◆ Task to complete ◆
The records below need retyping in full; give them again exactly.

(Recorded data)
— start —
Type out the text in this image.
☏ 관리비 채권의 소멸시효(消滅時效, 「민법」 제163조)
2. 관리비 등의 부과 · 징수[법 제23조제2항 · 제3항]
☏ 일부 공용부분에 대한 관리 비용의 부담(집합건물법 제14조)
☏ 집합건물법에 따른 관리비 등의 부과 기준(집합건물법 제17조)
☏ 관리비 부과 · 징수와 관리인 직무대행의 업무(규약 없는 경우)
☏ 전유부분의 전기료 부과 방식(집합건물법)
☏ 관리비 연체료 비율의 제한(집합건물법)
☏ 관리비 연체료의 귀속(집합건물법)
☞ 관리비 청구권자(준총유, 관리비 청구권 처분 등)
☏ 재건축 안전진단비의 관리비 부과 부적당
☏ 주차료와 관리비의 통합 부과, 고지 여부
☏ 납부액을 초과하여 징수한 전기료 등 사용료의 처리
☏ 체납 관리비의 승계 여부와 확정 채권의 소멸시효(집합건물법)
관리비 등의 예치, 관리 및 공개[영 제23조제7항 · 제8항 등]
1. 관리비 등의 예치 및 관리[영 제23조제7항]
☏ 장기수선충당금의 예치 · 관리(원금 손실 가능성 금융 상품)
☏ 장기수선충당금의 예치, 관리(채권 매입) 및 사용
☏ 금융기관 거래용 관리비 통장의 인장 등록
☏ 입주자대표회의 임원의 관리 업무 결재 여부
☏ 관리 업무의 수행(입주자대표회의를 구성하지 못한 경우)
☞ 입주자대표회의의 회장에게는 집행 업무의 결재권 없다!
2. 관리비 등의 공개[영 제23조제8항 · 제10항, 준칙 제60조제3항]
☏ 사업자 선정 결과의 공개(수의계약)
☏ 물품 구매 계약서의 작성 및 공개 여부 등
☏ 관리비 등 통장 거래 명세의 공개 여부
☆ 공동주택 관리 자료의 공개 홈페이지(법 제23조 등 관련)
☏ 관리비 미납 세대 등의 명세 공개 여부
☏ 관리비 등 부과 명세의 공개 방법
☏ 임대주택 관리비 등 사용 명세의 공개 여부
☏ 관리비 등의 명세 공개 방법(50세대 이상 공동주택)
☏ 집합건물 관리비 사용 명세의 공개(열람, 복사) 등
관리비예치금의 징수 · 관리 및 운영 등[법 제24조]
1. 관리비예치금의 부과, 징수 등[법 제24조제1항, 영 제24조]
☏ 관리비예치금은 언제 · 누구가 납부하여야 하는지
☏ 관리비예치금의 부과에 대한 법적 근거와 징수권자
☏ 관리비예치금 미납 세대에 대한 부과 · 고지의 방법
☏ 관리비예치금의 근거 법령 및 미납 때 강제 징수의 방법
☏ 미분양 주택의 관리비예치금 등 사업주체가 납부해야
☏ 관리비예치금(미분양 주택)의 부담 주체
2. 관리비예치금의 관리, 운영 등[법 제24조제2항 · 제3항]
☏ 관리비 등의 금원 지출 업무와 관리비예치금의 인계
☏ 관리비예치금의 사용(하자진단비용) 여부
— end —
◆ Answer to the exercise ◆
Type out the text in this image.
☏ 관리비 채권의 소멸시효(消滅時效, 「민법」 제163조)
2. 관리비 등의 부과 · 징수[법 제23조제2항 · 제3항]
☏ 일부 공용부분에 대한 관리 비용의 부담(집합건물법 제14조)
☏ 집합건물법에 따른 관리비 등의 부과 기준(집합건물법 제17조)
☏ 관리비 부과 · 징수와 관리인 직무대행의 업무(규약 없는 경우)
☏ 전유부분의 전기료 부과 방식(집합건물법)
☏ 관리비 연체료 비율의 제한(집합건물법)
☏ 관리비 연체료의 귀속(집합건물법)
☞ 관리비 청구권자(준총유, 관리비 청구권 처분 등)
☏ 재건축 안전진단비의 관리비 부과 부적당
☏ 주차료와 관리비의 통합 부과, 고지 여부
☏ 납부액을 초과하여 징수한 전기료 등 사용료의 처리
☏ 체납 관리비의 승계 여부와 확정 채권의 소멸시효(집합건물법)
관리비 등의 예치, 관리 및 공개[영 제23조제7항 · 제8항 등]
1. 관리비 등의 예치 및 관리[영 제23조제7항]
☏ 장기수선충당금의 예치 · 관리(원금 손실 가능성 금융 상품)
☏ 장기수선충당금의 예치, 관리(채권 매입) 및 사용
☏ 금융기관 거래용 관리비 통장의 인장 등록
☏ 입주자대표회의 임원의 관리 업무 결재 여부
☏ 관리 업무의 수행(입주자대표회의를 구성하지 못한 경우)
☞ 입주자대표회의의 회장에게는 집행 업무의 결재권 없다!
2. 관리비 등의 공개[영 제23조제8항 · 제10항, 준칙 제60조제3항]
☏ 사업자 선정 결과의 공개(수의계약)
☏ 물품 구매 계약서의 작성 및 공개 여부 등
☏ 관리비 등 통장 거래 명세의 공개 여부
☆ 공동주택 관리 자료의 공개 홈페이지(법 제23조 등 관련)
☏ 관리비 미납 세대 등의 명세 공개 여부
☏ 관리비 등 부과 명세의 공개 방법
☏ 임대주택 관리비 등 사용 명세의 공개 여부
☏ 관리비 등의 명세 공개 방법(50세대 이상 공동주택)
☏ 집합건물 관리비 사용 명세의 공개(열람, 복사) 등
관리비예치금의 징수 · 관리 및 운영 등[법 제24조]
1. 관리비예치금의 부과, 징수 등[법 제24조제1항, 영 제24조]
☏ 관리비예치금은 언제 · 누구가 납부하여야 하는지
☏ 관리비예치금의 부과에 대한 법적 근거와 징수권자
☏ 관리비예치금 미납 세대에 대한 부과 · 고지의 방법
☏ 관리비예치금의 근거 법령 및 미납 때 강제 징수의 방법
☏ 미분양 주택의 관리비예치금 등 사업주체가 납부해야
☏ 관리비예치금(미분양 주택)의 부담 주체
2. 관리비예치금의 관리, 운영 등[법 제24조제2항 · 제3항]
☏ 관리비 등의 금원 지출 업무와 관리비예치금의 인계
☏ 관리비예치금의 사용(하자진단비용) 여부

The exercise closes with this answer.